:: DATA ENTRIES ::
━━━━━━━━
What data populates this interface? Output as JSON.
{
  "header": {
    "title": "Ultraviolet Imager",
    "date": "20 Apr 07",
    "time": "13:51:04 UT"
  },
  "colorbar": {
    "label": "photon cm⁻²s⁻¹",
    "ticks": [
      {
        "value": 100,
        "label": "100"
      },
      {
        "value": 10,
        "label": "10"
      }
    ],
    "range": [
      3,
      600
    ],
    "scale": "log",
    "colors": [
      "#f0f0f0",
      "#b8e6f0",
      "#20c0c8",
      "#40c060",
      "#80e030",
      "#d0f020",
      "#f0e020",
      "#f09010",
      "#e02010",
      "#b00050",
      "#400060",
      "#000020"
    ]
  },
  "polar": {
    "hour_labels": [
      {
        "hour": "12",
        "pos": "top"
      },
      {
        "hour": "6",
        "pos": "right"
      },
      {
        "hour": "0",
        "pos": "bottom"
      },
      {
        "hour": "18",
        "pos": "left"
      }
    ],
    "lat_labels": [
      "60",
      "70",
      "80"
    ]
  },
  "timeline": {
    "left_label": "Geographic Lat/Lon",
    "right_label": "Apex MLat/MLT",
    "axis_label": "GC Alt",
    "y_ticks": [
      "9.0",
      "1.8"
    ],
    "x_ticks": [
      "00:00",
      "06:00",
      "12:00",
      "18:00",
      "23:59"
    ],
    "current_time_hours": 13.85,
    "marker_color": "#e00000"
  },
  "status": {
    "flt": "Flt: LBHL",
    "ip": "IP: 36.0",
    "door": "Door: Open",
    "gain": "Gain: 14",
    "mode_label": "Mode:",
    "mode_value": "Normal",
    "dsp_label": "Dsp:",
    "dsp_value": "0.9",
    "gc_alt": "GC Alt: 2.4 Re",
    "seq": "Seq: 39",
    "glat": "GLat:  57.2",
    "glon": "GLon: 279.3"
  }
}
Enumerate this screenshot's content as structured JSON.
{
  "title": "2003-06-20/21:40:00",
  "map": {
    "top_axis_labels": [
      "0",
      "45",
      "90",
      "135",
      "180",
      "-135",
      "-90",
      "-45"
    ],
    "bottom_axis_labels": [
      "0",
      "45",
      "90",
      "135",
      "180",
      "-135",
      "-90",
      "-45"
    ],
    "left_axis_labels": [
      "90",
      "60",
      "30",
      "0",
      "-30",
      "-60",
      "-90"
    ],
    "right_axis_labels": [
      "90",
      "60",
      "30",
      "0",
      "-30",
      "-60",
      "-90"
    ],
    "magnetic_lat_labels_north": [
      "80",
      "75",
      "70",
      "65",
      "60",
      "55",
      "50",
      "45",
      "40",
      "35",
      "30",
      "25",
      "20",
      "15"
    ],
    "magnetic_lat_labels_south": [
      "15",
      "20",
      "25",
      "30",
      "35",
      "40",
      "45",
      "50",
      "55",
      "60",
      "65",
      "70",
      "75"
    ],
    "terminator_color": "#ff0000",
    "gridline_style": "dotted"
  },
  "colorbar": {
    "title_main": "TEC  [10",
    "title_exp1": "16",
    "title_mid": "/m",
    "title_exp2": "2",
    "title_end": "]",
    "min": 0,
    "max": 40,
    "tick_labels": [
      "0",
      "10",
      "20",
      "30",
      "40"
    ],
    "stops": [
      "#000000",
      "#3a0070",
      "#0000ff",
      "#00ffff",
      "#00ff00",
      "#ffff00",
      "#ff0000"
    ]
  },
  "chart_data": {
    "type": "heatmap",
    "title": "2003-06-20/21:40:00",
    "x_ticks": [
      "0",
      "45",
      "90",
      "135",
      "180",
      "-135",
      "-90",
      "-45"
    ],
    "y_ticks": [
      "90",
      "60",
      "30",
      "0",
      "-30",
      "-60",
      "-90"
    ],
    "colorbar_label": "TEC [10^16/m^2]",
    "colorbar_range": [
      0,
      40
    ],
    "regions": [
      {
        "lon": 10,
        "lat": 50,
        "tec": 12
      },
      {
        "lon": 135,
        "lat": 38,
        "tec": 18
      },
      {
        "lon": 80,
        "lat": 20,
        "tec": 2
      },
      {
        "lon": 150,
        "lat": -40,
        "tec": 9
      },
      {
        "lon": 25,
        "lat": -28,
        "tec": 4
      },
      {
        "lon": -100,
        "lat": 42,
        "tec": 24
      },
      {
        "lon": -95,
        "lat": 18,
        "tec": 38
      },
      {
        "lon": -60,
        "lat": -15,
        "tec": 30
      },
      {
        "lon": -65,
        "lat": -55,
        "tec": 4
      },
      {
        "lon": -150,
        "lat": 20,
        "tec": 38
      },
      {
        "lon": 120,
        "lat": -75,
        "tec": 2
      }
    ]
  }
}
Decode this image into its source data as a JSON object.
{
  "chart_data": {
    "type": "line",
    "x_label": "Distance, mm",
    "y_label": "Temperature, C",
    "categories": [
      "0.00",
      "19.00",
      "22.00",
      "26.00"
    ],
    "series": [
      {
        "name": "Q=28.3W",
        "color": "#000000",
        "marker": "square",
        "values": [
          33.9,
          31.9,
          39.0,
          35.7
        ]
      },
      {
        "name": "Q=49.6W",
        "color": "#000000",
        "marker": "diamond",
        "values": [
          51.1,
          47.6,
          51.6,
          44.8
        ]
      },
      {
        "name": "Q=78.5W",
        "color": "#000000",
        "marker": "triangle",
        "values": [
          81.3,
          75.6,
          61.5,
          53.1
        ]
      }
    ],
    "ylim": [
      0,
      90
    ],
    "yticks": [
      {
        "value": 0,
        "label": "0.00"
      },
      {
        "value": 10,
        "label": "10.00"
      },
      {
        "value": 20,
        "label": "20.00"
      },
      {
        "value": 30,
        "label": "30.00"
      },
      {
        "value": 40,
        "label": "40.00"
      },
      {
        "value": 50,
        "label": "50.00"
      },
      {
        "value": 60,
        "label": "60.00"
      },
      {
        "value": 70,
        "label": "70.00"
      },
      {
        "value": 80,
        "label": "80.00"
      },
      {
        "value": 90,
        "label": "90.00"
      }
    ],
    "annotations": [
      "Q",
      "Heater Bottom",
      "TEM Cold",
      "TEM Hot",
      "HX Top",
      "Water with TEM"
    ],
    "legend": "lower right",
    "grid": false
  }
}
━━━━━━━━
:: YOUR OBJECTIVE ::
Write out the material from the first line to the last, exactly.

:: PROBLEM SOLUTION ::
What data populates this interface? Output as JSON.
{
  "header": {
    "title": "Ultraviolet Imager",
    "date": "20 Apr 07",
    "time": "13:51:04 UT"
  },
  "colorbar": {
    "label": "photon cm⁻²s⁻¹",
    "ticks": [
      {
        "value": 100,
        "label": "100"
      },
      {
        "value": 10,
        "label": "10"
      }
    ],
    "range": [
      3,
      600
    ],
    "scale": "log",
    "colors": [
      "#f0f0f0",
      "#b8e6f0",
      "#20c0c8",
      "#40c060",
      "#80e030",
      "#d0f020",
      "#f0e020",
      "#f09010",
      "#e02010",
      "#b00050",
      "#400060",
      "#000020"
    ]
  },
  "polar": {
    "hour_labels": [
      {
        "hour": "12",
        "pos": "top"
      },
      {
        "hour": "6",
        "pos": "right"
      },
      {
        "hour": "0",
        "pos": "bottom"
      },
      {
        "hour": "18",
        "pos": "left"
      }
    ],
    "lat_labels": [
      "60",
      "70",
      "80"
    ]
  },
  "timeline": {
    "left_label": "Geographic Lat/Lon",
    "right_label": "Apex MLat/MLT",
    "axis_label": "GC Alt",
    "y_ticks": [
      "9.0",
      "1.8"
    ],
    "x_ticks": [
      "00:00",
      "06:00",
      "12:00",
      "18:00",
      "23:59"
    ],
    "current_time_hours": 13.85,
    "marker_color": "#e00000"
  },
  "status": {
    "flt": "Flt: LBHL",
    "ip": "IP: 36.0",
    "door": "Door: Open",
    "gain": "Gain: 14",
    "mode_label": "Mode:",
    "mode_value": "Normal",
    "dsp_label": "Dsp:",
    "dsp_value": "0.9",
    "gc_alt": "GC Alt: 2.4 Re",
    "seq": "Seq: 39",
    "glat": "GLat:  57.2",
    "glon": "GLon: 279.3"
  }
}
Enumerate this screenshot's content as structured JSON.
{
  "title": "2003-06-20/21:40:00",
  "map": {
    "top_axis_labels": [
      "0",
      "45",
      "90",
      "135",
      "180",
      "-135",
      "-90",
      "-45"
    ],
    "bottom_axis_labels": [
      "0",
      "45",
      "90",
      "135",
      "180",
      "-135",
      "-90",
      "-45"
    ],
    "left_axis_labels": [
      "90",
      "60",
      "30",
      "0",
      "-30",
      "-60",
      "-90"
    ],
    "right_axis_labels": [
      "90",
      "60",
      "30",
      "0",
      "-30",
      "-60",
      "-90"
    ],
    "magnetic_lat_labels_north": [
      "80",
      "75",
      "70",
      "65",
      "60",
      "55",
      "50",
      "45",
      "40",
      "35",
      "30",
      "25",
      "20",
      "15"
    ],
    "magnetic_lat_labels_south": [
      "15",
      "20",
      "25",
      "30",
      "35",
      "40",
      "45",
      "50",
      "55",
      "60",
      "65",
      "70",
      "75"
    ],
    "terminator_color": "#ff0000",
    "gridline_style": "dotted"
  },
  "colorbar": {
    "title_main": "TEC  [10",
    "title_exp1": "16",
    "title_mid": "/m",
    "title_exp2": "2",
    "title_end": "]",
    "min": 0,
    "max": 40,
    "tick_labels": [
      "0",
      "10",
      "20",
      "30",
      "40"
    ],
    "stops": [
      "#000000",
      "#3a0070",
      "#0000ff",
      "#00ffff",
      "#00ff00",
      "#ffff00",
      "#ff0000"
    ]
  },
  "chart_data": {
    "type": "heatmap",
    "title": "2003-06-20/21:40:00",
    "x_ticks": [
      "0",
      "45",
      "90",
      "135",
      "180",
      "-135",
      "-90",
      "-45"
    ],
    "y_ticks": [
      "90",
      "60",
      "30",
      "0",
      "-30",
      "-60",
      "-90"
    ],
    "colorbar_label": "TEC [10^16/m^2]",
    "colorbar_range": [
      0,
      40
    ],
    "regions": [
      {
        "lon": 10,
        "lat": 50,
        "tec": 12
      },
      {
        "lon": 135,
        "lat": 38,
        "tec": 18
      },
      {
        "lon": 80,
        "lat": 20,
        "tec": 2
      },
      {
        "lon": 150,
        "lat": -40,
        "tec": 9
      },
      {
        "lon": 25,
        "lat": -28,
        "tec": 4
      },
      {
        "lon": -100,
        "lat": 42,
        "tec": 24
      },
      {
        "lon": -95,
        "lat": 18,
        "tec": 38
      },
      {
        "lon": -60,
        "lat": -15,
        "tec": 30
      },
      {
        "lon": -65,
        "lat": -55,
        "tec": 4
      },
      {
        "lon": -150,
        "lat": 20,
        "tec": 38
      },
      {
        "lon": 120,
        "lat": -75,
        "tec": 2
      }
    ]
  }
}
Decode this image into its source data as a JSON object.
{
  "chart_data": {
    "type": "line",
    "x_label": "Distance, mm",
    "y_label": "Temperature, C",
    "categories": [
      "0.00",
      "19.00",
      "22.00",
      "26.00"
    ],
    "series": [
      {
        "name": "Q=28.3W",
        "color": "#000000",
        "marker": "square",
        "values": [
          33.9,
          31.9,
          39.0,
          35.7
        ]
      },
      {
        "name": "Q=49.6W",
        "color": "#000000",
        "marker": "diamond",
        "values": [
          51.1,
          47.6,
          51.6,
          44.8
        ]
      },
      {
        "name": "Q=78.5W",
        "color": "#000000",
        "marker": "triangle",
        "values": [
          81.3,
          75.6,
          61.5,
          53.1
        ]
      }
    ],
    "ylim": [
      0,
      90
    ],
    "yticks": [
      {
        "value": 0,
        "label": "0.00"
      },
      {
        "value": 10,
        "label": "10.00"
      },
      {
        "value": 20,
        "label": "20.00"
      },
      {
        "value": 30,
        "label": "30.00"
      },
      {
        "value": 40,
        "label": "40.00"
      },
      {
        "value": 50,
        "label": "50.00"
      },
      {
        "value": 60,
        "label": "60.00"
      },
      {
        "value": 70,
        "label": "70.00"
      },
      {
        "value": 80,
        "label": "80.00"
      },
      {
        "value": 90,
        "label": "90.00"
      }
    ],
    "annotations": [
      "Q",
      "Heater Bottom",
      "TEM Cold",
      "TEM Hot",
      "HX Top",
      "Water with TEM"
    ],
    "legend": "lower right",
    "grid": false
  }
}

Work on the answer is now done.